__Provided text__:
==*==

After three years in Cameroon, Ms. de Caen left to become the Director of the MDG Achievement Fund (www.undp.org/mdgf) in New York.  This Fund was financed by Spain and promotes the attainment of the MDGs through eight thematic windows in 50 countries.  The Fund was in line with UN Reform and works only through joint programmes bringing together two or more UN Agencies with national governments and other partners.

While at the Fund, Ms. de Caen oversaw a portfolio of 130 joint programmes with budgets totalling US$700 million which supported countries in reaching the MDGs, increasing national ownership and leadership of development in 50 countries and improving UN coordination. The Fund also contributed to bringing attention to issues of inequalities.

Since early 2013, Ms. de Caen joined UNDP Haiti as Senior Country Director.

==*==

__Given information__:
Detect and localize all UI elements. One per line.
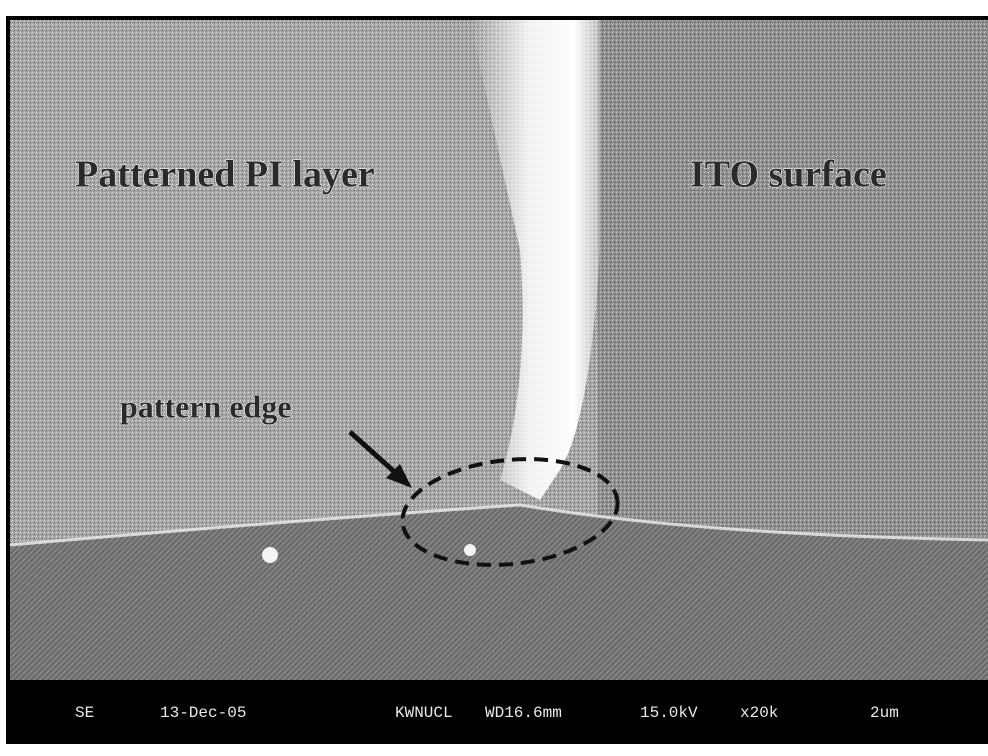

==*==

__Objectives__:
• a. Translate into Spanish this sentence from the biography of Ms. de Caen: "The Fund also contributed to bringing attention to issues of inequalities."
• b. From the biography of Ms. de Caen, write out the part that opens with the words containing "While at the" and closes with "issues of inequalities.".
• c. Name every country or city that the biography of Ms. de Caen mentions.

__Answers to the exercise__:
• a. El Fondo también contribuyó a llamar la atención sobre los problemas de desigualdad.

• b.
While at the Fund, Ms. de Caen oversaw a portfolio of 130 joint programmes with budgets totalling US$700 million which supported countries in reaching the MDGs, increasing national ownership and leadership of development in 50 countries and improving UN coordination. The Fund also contributed to bringing attention to issues of inequalities.

• c.
Cameroon
New York
Spain
Haiti